▸ GOAL OF THE EXERCISE
Every record should be written out exactly, please.

---------- INPUT RECORDS

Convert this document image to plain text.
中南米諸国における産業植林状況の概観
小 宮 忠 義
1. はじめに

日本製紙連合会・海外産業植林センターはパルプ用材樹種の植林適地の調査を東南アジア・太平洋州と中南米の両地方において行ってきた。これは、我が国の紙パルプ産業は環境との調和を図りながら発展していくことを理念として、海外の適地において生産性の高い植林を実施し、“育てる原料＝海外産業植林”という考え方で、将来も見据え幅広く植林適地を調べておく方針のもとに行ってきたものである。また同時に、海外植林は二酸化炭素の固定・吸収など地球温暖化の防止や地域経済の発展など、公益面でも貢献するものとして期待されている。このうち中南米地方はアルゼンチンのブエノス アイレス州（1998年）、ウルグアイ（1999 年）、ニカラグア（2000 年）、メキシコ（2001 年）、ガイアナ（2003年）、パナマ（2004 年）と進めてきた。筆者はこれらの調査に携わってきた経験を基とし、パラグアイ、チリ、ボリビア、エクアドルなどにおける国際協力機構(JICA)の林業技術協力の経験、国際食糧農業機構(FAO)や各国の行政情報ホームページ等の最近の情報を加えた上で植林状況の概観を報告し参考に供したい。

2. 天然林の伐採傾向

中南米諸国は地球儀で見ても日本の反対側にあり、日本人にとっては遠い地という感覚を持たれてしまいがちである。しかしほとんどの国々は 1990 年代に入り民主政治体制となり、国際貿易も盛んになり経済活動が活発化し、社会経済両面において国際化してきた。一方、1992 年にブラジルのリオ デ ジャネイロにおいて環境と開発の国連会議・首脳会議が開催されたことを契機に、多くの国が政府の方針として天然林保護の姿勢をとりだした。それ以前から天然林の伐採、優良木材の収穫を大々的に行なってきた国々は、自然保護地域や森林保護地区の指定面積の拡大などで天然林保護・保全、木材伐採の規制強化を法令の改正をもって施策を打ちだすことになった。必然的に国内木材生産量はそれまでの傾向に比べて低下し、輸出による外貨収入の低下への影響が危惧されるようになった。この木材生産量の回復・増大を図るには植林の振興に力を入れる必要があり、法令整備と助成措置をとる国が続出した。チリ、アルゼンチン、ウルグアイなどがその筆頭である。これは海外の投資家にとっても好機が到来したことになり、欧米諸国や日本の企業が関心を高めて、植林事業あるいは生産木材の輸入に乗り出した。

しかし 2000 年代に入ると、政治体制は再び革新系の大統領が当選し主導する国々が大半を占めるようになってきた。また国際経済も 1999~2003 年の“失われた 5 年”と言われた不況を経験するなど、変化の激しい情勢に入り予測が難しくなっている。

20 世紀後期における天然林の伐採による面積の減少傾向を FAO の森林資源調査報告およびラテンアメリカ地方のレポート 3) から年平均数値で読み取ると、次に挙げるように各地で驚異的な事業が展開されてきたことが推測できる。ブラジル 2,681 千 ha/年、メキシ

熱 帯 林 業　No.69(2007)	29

--------------------

▸ FINISHED EXERCISE
Convert this document image to plain text.
中南米諸国における産業植林状況の概観
小 宮 忠 義
1. はじめに

日本製紙連合会・海外産業植林センターはパルプ用材樹種の植林適地の調査を東南アジア・太平洋州と中南米の両地方において行ってきた。これは、我が国の紙パルプ産業は環境との調和を図りながら発展していくことを理念として、海外の適地において生産性の高い植林を実施し、“育てる原料＝海外産業植林”という考え方で、将来も見据え幅広く植林適地を調べておく方針のもとに行ってきたものである。また同時に、海外植林は二酸化炭素の固定・吸収など地球温暖化の防止や地域経済の発展など、公益面でも貢献するものとして期待されている。このうち中南米地方はアルゼンチンのブエノス アイレス州（1998年）、ウルグアイ（1999 年）、ニカラグア（2000 年）、メキシコ（2001 年）、ガイアナ（2003年）、パナマ（2004 年）と進めてきた。筆者はこれらの調査に携わってきた経験を基とし、パラグアイ、チリ、ボリビア、エクアドルなどにおける国際協力機構(JICA)の林業技術協力の経験、国際食糧農業機構(FAO)や各国の行政情報ホームページ等の最近の情報を加えた上で植林状況の概観を報告し参考に供したい。

2. 天然林の伐採傾向

中南米諸国は地球儀で見ても日本の反対側にあり、日本人にとっては遠い地という感覚を持たれてしまいがちである。しかしほとんどの国々は 1990 年代に入り民主政治体制となり、国際貿易も盛んになり経済活動が活発化し、社会経済両面において国際化してきた。一方、1992 年にブラジルのリオ デ ジャネイロにおいて環境と開発の国連会議・首脳会議が開催されたことを契機に、多くの国が政府の方針として天然林保護の姿勢をとりだした。それ以前から天然林の伐採、優良木材の収穫を大々的に行なってきた国々は、自然保護地域や森林保護地区の指定面積の拡大などで天然林保護・保全、木材伐採の規制強化を法令の改正をもって施策を打ちだすことになった。必然的に国内木材生産量はそれまでの傾向に比べて低下し、輸出による外貨収入の低下への影響が危惧されるようになった。この木材生産量の回復・増大を図るには植林の振興に力を入れる必要があり、法令整備と助成措置をとる国が続出した。チリ、アルゼンチン、ウルグアイなどがその筆頭である。これは海外の投資家にとっても好機が到来したことになり、欧米諸国や日本の企業が関心を高めて、植林事業あるいは生産木材の輸入に乗り出した。

しかし 2000 年代に入ると、政治体制は再び革新系の大統領が当選し主導する国々が大半を占めるようになってきた。また国際経済も 1999~2003 年の“失われた 5 年”と言われた不況を経験するなど、変化の激しい情勢に入り予測が難しくなっている。

20 世紀後期における天然林の伐採による面積の減少傾向を FAO の森林資源調査報告およびラテンアメリカ地方のレポート 3) から年平均数値で読み取ると、次に挙げるように各地で驚異的な事業が展開されてきたことが推測できる。ブラジル 2,681 千 ha/年、メキシ

熱 帯 林 業　No.69(2007)	29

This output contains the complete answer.